But its true, you can't run cable internet if you're more than 300 feet from a switching station. DSL is a half mile. Signal dropoff, because its on a different band than the television or phone signals, occurs faster on the same wires - they have to be a different band otherwise your cable internet would interfere with your tv, or your DSL with your phone, etc.

Sattelite now is still expensive, at about 60 bucks a month, but it is a two way link - upload is slow as christmas, but download is fast.

We had AT&T wireless broadband a while back, it worked really well, and was the only thing available in the area. But they shut down in our area too because there wasn't enough demand. It worked in all but the heaviest of rain, and had great speeds too. You might check into it and see if they have it. I think it uses microwaves on a tower-based network, they've got to align the little panel with a tower, but it can be pretty far away.

Its a pain to get broadband in far out areas. At my old house, it was less than 20 minutes outside of town, but you couldn't get cable or DSL. You still can't out there.

If you really could connect to the pole behind your house, but they wont let the wires cross, you could go wireless. It'd run you probably 100 bucks to get the hardware for the wireless network, plus cable/dsl installation fee, but you could do it.

<font size=-1>[ This Message was edited by: thekingofazle on 6/23/06 4:47am ]</font>
 
#15 ·
Have you checked Pixius? They are here in Kansas and work off a line of sight antenna. You have a small dish mounted on the house and it is pointed toward a repeater mounted on a water tower about 5 miles away.

Not sure how it really works but 2 of my neighbors have this system and they are extremely pleased with its performance.
 
#16 ·
The points are creativity and persistence, what you were told last year may not be true today.

With the growth of communication options in the USA, there are very few locations that can not be reached by some form of wireless communications ...understand that anything wireless is not as fast as cable/DSL. Current wireless is lucky to provide 10-11 mbps - there is a new standard around 54 mbps that is starting to appear. With wired, anything above 64 kb qualifies at Broadband level, although most regular people are expecting 128 or better (something around 380 - 768kb for Home/SOHO level downlink and 1.5 uplink is where the sweet spot starts).
────────────────────────────────────────
# EXERCISE REQUIREMENTS
A) Retype the part of the broadband discussion starting with "Sattelite now is" and going on through "pretty far away.".
B) Answer these questions from the broadband discussion:
(i) How far from a switching station can DSL run?
(ii) About how much does satellite cost per month?
(iii) About how far away is the repeater on the water tower?
C) Decide whether each statement agrees with the broadband discussion, and quote the words that settle it.
(i) AT&T wireless broadband stopped serving the writer's area because of low demand.
(ii) Satellite upload is fast.
(iii) Two of the Pixius poster's neighbors use that system.
────────────────────────────────────────
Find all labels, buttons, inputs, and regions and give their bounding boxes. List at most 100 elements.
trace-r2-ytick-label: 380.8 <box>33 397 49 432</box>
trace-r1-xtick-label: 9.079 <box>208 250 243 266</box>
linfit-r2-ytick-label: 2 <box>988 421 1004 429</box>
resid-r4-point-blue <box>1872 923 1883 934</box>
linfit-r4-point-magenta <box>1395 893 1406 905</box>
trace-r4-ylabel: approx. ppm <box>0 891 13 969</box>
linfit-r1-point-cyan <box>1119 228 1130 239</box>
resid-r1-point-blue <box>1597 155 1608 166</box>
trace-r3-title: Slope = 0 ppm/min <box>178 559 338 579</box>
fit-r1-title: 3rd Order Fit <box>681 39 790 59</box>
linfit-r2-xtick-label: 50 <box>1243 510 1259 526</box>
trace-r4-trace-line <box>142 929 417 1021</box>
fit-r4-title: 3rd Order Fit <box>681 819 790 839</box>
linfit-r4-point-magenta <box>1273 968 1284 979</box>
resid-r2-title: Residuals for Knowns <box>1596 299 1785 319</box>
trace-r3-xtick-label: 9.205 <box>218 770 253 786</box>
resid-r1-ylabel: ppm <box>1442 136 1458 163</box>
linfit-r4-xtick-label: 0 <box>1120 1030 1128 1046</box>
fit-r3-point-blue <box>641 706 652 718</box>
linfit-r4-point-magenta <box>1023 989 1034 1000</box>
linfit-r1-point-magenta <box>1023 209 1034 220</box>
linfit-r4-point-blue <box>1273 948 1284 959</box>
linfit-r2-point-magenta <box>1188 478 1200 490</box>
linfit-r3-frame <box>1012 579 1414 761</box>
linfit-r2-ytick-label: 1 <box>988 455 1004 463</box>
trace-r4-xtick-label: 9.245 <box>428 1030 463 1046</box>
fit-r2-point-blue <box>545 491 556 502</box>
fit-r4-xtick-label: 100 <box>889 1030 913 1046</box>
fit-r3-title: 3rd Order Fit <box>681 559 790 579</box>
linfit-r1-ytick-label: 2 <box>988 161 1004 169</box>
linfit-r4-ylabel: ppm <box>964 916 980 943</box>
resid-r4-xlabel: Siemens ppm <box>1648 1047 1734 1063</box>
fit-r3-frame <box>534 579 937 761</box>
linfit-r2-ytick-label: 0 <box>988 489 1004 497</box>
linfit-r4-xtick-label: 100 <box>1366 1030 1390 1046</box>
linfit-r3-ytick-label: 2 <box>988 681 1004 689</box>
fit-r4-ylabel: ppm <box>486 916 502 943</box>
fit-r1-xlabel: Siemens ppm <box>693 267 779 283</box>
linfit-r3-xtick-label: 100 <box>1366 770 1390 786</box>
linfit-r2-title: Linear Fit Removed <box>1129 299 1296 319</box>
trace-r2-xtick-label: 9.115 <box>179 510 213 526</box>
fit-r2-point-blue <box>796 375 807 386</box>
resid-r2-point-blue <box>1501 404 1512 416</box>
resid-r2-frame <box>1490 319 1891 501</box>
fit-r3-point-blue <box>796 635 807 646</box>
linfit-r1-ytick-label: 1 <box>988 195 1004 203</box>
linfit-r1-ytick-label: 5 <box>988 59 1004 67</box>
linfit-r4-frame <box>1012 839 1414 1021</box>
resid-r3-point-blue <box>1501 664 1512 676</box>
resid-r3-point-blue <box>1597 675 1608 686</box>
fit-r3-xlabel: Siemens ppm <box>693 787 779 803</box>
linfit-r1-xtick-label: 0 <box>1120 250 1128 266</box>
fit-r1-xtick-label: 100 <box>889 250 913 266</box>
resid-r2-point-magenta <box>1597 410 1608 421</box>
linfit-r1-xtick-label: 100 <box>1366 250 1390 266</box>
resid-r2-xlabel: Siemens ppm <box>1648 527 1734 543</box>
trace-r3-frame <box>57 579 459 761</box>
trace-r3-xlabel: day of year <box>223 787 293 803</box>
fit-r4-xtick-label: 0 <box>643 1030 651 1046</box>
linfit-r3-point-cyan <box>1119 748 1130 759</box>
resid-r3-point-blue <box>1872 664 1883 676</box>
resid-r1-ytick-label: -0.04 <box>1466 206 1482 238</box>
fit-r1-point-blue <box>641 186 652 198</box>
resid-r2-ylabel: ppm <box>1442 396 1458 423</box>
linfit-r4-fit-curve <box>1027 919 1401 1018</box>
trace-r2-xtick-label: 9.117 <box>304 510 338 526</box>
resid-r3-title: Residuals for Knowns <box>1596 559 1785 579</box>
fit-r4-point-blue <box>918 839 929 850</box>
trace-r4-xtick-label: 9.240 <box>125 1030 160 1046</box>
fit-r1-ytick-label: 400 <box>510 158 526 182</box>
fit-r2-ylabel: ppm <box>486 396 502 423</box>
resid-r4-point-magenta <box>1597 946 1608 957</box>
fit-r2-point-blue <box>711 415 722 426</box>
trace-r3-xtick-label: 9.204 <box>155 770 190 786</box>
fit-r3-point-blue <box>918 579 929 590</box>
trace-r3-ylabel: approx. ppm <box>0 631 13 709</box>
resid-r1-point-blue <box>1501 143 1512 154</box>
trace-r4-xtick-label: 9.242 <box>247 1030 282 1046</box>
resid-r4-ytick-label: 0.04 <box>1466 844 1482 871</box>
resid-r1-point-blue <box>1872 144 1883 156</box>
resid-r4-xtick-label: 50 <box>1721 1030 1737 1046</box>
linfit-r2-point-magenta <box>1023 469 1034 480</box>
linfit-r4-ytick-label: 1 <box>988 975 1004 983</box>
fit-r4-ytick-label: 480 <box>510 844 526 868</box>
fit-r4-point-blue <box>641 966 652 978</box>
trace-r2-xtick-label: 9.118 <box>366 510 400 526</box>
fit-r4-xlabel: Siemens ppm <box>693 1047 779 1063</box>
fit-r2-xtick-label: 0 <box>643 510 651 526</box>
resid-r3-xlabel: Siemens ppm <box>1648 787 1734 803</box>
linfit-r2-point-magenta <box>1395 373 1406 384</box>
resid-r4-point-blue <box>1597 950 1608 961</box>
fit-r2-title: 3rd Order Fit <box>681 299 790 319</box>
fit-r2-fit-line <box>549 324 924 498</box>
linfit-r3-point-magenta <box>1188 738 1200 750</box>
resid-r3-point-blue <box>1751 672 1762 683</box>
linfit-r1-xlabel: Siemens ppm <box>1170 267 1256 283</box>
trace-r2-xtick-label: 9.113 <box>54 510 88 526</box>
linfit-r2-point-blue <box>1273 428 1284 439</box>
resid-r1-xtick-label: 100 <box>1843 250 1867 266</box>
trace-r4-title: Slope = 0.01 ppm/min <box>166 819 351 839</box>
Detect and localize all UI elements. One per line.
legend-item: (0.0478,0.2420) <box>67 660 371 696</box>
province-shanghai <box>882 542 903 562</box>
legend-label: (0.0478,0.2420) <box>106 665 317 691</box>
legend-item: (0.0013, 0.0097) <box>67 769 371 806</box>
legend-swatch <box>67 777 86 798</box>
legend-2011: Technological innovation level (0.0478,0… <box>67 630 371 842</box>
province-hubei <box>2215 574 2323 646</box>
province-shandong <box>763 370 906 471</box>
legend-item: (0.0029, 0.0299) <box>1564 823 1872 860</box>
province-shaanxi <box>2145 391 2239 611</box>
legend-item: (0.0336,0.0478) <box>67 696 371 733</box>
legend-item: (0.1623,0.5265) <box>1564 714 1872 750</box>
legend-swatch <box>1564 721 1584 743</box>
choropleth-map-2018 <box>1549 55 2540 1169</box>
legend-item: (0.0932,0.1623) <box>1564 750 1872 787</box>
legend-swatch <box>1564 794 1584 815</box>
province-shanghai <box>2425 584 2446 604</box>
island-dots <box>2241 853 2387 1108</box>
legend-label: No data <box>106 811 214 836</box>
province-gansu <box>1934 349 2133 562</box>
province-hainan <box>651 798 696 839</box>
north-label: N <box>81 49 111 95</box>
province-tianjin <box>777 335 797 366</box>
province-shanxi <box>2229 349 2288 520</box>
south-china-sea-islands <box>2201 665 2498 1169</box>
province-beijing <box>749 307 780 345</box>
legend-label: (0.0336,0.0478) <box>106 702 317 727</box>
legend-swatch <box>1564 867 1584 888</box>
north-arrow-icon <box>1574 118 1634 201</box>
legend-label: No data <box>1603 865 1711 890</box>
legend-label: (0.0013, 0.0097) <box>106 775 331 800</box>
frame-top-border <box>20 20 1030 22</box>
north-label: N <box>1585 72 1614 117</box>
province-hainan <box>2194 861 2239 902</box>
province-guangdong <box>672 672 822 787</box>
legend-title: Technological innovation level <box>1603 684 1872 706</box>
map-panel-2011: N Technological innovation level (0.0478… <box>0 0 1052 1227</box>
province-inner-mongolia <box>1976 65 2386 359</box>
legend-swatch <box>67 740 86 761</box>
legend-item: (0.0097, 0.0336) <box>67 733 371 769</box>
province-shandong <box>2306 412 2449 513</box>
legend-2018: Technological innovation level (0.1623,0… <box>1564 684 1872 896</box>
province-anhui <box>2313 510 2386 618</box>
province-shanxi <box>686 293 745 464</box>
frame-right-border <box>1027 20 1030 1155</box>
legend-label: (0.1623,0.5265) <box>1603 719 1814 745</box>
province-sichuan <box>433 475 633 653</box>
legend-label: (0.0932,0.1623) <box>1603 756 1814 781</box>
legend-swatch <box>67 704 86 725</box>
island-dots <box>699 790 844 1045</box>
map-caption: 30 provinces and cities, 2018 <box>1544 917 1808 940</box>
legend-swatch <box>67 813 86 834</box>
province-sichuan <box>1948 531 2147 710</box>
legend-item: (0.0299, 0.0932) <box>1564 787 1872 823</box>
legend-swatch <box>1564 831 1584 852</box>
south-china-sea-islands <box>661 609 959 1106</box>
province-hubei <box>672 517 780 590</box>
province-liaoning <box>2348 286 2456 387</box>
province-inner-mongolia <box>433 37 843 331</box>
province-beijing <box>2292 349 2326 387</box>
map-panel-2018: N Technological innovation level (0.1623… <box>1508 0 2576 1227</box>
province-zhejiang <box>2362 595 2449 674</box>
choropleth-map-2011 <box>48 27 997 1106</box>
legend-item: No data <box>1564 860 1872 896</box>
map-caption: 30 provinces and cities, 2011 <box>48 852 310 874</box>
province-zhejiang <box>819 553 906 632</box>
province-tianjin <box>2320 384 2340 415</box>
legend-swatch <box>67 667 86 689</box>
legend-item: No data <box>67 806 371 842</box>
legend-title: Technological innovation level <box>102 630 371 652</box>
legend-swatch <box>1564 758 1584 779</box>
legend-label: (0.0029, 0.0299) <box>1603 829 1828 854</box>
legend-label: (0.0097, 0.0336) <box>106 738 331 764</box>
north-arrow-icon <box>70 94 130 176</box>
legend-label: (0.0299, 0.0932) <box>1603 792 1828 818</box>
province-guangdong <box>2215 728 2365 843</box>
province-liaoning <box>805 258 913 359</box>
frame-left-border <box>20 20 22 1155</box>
────────────────────────────────────────
# RESULTS
A)
Sattelite now is still expensive, at about 60 bucks a month, but it is a two way link - upload is slow as christmas, but download is fast.

We had AT&T wireless broadband a while back, it worked really well, and was the only thing available in the area. But they shut down in our area too because there wasn't enough demand. It worked in all but the heaviest of rain, and had great speeds too. You might check into it and see if they have it. I think it uses microwaves on a tower-based network, they've got to align the little panel with a tower, but it can be pretty far away.

B)
(i) A half mile.
(ii) About 60 bucks a month.
(iii) About 5 miles away.

C)
(i) Yes: "But they shut down in our area too because there wasn't enough demand."
(ii) No: "upload is slow as christmas, but download is fast."
(iii) Yes: "2 of my neighbors have this system"